Selected excerpt
From the SEER database, 2010–2018.

Compared with other subgroups, bone metastatic breast cancer patients with ER-positive/PR-negative tumor tend to be older, whereas those with ER-positive/PR-positive and ER-negative/PR-negative ones were more frequently diagnosed in patients aged 49 years or younger; White race patients were more likely to have ER-positive tumor, while black race patients tended to have ER-negative tumors. ER-positive primary tumors were less aggressive, reflected by a lower tumor grade and T or N staging, while ER-negative primary tumors were more frequently diagnosed with higher tumor grade and advanced T or N staging, regardless of PR status. Moreover, ER-negative breast cancers were more commonly diagnosed with invasive ductal carcinoma (IDC), ER-negative ones with invasive lobular carcinoma (ILC). HER2-positive tumors were more common in PR-negative and ER-negative/PR-positive breast cancers. A higher proportion of ER-negative/PR-positive and ER-negative/PR-negative patients received surgery and chemotherapy than other subgroups, while acceptance of radiation therapy was equal across the four groups.

Source data
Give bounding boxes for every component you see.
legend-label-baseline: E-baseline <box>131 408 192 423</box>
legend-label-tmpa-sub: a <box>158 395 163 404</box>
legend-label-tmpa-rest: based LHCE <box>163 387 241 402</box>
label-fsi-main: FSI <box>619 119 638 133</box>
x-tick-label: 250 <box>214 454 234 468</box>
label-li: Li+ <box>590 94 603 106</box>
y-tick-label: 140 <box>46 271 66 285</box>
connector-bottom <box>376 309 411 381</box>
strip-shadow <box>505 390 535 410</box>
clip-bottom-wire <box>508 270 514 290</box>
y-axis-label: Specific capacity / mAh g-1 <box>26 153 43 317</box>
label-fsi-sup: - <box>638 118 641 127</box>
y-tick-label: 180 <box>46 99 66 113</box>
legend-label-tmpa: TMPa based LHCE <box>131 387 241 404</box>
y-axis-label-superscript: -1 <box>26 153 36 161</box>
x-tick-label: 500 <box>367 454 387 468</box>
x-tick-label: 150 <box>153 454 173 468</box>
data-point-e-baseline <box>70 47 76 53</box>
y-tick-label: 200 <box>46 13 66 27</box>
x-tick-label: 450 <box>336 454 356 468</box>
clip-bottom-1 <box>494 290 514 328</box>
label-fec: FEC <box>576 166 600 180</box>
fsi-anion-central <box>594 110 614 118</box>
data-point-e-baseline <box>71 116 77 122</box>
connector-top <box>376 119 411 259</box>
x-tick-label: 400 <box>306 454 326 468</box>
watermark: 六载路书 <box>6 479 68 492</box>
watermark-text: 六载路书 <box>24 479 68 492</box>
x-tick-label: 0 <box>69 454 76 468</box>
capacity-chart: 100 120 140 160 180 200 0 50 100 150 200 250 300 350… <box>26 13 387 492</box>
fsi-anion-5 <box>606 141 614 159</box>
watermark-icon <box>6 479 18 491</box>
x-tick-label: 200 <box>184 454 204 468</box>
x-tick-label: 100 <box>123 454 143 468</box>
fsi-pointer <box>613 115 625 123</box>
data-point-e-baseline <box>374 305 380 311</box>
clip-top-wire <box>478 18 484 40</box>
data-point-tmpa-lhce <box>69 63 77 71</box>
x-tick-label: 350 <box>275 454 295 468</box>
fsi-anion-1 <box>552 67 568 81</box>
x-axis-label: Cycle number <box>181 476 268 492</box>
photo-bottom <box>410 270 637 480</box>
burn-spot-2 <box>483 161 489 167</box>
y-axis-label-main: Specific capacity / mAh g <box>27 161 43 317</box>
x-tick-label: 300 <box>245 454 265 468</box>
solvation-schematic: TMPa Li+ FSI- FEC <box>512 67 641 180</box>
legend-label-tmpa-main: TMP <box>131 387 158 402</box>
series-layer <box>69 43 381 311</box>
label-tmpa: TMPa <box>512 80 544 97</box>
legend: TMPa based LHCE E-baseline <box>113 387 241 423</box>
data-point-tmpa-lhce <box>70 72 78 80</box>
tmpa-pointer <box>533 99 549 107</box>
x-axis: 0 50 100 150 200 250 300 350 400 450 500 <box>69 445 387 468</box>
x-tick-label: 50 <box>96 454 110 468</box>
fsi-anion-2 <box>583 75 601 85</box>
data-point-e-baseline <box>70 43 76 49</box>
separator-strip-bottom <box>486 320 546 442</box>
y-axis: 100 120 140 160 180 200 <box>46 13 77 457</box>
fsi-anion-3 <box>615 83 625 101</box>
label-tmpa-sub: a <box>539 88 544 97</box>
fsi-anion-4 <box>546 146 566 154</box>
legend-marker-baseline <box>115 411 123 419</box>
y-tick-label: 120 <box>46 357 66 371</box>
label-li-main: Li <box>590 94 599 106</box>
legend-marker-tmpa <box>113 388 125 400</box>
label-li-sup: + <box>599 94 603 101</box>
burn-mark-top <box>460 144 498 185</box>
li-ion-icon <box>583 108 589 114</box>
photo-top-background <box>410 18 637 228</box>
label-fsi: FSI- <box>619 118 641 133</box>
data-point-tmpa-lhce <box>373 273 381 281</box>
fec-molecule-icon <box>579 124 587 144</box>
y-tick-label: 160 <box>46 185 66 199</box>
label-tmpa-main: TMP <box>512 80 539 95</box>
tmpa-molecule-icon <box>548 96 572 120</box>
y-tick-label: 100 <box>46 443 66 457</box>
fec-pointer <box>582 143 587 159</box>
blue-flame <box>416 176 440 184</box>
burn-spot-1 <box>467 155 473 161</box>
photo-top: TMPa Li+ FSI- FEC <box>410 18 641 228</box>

Exercise objective
According to the excerpt on bone metastatic breast cancer above, how did acceptance of radiation therapy compare across the four groups?

Answer
It was equal across the four groups.